▶ **DATA SHOWN**
· · · ·
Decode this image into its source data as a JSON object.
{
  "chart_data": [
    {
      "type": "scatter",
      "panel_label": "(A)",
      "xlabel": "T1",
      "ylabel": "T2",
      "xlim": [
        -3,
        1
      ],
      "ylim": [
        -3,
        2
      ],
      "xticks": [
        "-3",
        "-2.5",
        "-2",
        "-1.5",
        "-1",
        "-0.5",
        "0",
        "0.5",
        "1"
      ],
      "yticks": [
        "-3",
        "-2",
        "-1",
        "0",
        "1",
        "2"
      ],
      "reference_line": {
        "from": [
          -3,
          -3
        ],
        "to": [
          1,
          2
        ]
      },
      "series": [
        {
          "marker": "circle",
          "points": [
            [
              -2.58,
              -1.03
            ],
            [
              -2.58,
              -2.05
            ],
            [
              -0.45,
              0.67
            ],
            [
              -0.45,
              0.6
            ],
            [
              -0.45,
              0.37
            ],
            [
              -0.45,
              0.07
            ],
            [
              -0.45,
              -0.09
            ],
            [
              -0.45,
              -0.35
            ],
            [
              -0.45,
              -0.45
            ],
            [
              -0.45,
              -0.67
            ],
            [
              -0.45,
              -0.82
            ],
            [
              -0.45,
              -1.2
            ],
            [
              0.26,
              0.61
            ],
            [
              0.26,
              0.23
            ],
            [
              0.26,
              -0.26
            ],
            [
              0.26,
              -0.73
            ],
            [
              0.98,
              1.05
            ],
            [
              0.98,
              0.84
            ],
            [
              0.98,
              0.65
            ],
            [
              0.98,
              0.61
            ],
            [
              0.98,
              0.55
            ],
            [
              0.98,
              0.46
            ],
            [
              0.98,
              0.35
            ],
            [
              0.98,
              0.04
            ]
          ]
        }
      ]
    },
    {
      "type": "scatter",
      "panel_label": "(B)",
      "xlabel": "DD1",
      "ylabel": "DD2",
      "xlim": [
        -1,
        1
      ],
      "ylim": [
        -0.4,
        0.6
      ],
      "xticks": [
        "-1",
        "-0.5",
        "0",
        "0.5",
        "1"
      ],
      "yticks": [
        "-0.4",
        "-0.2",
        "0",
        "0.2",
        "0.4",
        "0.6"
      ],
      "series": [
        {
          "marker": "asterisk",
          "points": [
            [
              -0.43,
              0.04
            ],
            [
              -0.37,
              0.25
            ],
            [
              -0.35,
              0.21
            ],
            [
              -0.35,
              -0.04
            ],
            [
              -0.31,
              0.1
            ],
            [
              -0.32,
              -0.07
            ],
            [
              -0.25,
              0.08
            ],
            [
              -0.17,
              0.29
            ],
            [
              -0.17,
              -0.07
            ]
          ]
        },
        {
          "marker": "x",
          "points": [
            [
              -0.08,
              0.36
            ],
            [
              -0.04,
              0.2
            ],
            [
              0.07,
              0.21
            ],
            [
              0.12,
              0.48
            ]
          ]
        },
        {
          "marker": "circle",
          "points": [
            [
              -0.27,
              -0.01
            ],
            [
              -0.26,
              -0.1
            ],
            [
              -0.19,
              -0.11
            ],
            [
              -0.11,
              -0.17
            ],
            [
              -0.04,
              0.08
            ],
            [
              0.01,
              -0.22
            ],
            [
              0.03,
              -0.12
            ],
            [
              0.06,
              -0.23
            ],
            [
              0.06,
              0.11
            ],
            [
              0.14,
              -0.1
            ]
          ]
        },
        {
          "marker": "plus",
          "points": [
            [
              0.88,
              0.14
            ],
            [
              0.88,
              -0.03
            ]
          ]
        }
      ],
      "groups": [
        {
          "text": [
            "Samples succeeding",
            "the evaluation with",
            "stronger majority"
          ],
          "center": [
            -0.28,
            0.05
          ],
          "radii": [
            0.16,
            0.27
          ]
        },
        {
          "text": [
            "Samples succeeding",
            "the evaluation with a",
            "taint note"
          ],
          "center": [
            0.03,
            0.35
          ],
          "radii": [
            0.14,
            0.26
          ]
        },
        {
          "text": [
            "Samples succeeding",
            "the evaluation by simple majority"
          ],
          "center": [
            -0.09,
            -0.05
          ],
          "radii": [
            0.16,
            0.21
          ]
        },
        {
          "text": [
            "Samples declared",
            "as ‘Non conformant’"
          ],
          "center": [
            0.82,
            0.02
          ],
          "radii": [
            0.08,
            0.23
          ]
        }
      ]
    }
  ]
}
· · · ·
▶ **SET EXERCISE**
Pick out the lines above that hold the string "majority" and show them.

▶ **ANSWER TO THE PROBLEM**
            "stronger majority"
            "the evaluation by simple majority"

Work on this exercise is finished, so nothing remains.